● Stated goal
Quote all of the data below exactly, please.

● Data records

>> BEGIN

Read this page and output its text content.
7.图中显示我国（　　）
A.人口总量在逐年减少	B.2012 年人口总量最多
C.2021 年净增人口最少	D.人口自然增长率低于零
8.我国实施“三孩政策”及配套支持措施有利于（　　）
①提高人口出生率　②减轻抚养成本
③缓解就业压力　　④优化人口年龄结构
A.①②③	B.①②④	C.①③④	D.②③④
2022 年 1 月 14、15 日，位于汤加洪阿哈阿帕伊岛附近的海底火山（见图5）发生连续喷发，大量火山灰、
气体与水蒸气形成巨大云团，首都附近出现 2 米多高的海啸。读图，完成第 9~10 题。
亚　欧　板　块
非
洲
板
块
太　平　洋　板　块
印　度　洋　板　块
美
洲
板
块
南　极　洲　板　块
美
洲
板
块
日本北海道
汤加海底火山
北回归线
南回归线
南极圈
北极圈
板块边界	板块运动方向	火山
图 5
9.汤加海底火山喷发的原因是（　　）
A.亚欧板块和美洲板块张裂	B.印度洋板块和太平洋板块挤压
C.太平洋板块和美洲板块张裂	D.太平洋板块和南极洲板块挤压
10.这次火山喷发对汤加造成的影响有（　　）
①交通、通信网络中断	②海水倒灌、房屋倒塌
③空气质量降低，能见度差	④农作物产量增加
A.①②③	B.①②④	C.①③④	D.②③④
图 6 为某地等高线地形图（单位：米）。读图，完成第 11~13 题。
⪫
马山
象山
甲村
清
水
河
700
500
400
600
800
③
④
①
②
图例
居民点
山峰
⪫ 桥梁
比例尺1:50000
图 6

>> END

● Exercise solution
Read this page and output its text content.
7.图中显示我国（　　）
A.人口总量在逐年减少	B.2012 年人口总量最多
C.2021 年净增人口最少	D.人口自然增长率低于零
8.我国实施“三孩政策”及配套支持措施有利于（　　）
①提高人口出生率　②减轻抚养成本
③缓解就业压力　　④优化人口年龄结构
A.①②③	B.①②④	C.①③④	D.②③④
2022 年 1 月 14、15 日，位于汤加洪阿哈阿帕伊岛附近的海底火山（见图5）发生连续喷发，大量火山灰、
气体与水蒸气形成巨大云团，首都附近出现 2 米多高的海啸。读图，完成第 9~10 题。
亚　欧　板　块
非
洲
板
块
太　平　洋　板　块
印　度　洋　板　块
美
洲
板
块
南　极　洲　板　块
美
洲
板
块
日本北海道
汤加海底火山
北回归线
南回归线
南极圈
北极圈
板块边界	板块运动方向	火山
图 5
9.汤加海底火山喷发的原因是（　　）
A.亚欧板块和美洲板块张裂	B.印度洋板块和太平洋板块挤压
C.太平洋板块和美洲板块张裂	D.太平洋板块和南极洲板块挤压
10.这次火山喷发对汤加造成的影响有（　　）
①交通、通信网络中断	②海水倒灌、房屋倒塌
③空气质量降低，能见度差	④农作物产量增加
A.①②③	B.①②④	C.①③④	D.②③④
图 6 为某地等高线地形图（单位：米）。读图，完成第 11~13 题。
⪫
马山
象山
甲村
清
水
河
700
500
400
600
800
③
④
①
②
图例
居民点
山峰
⪫ 桥梁
比例尺1:50000
图 6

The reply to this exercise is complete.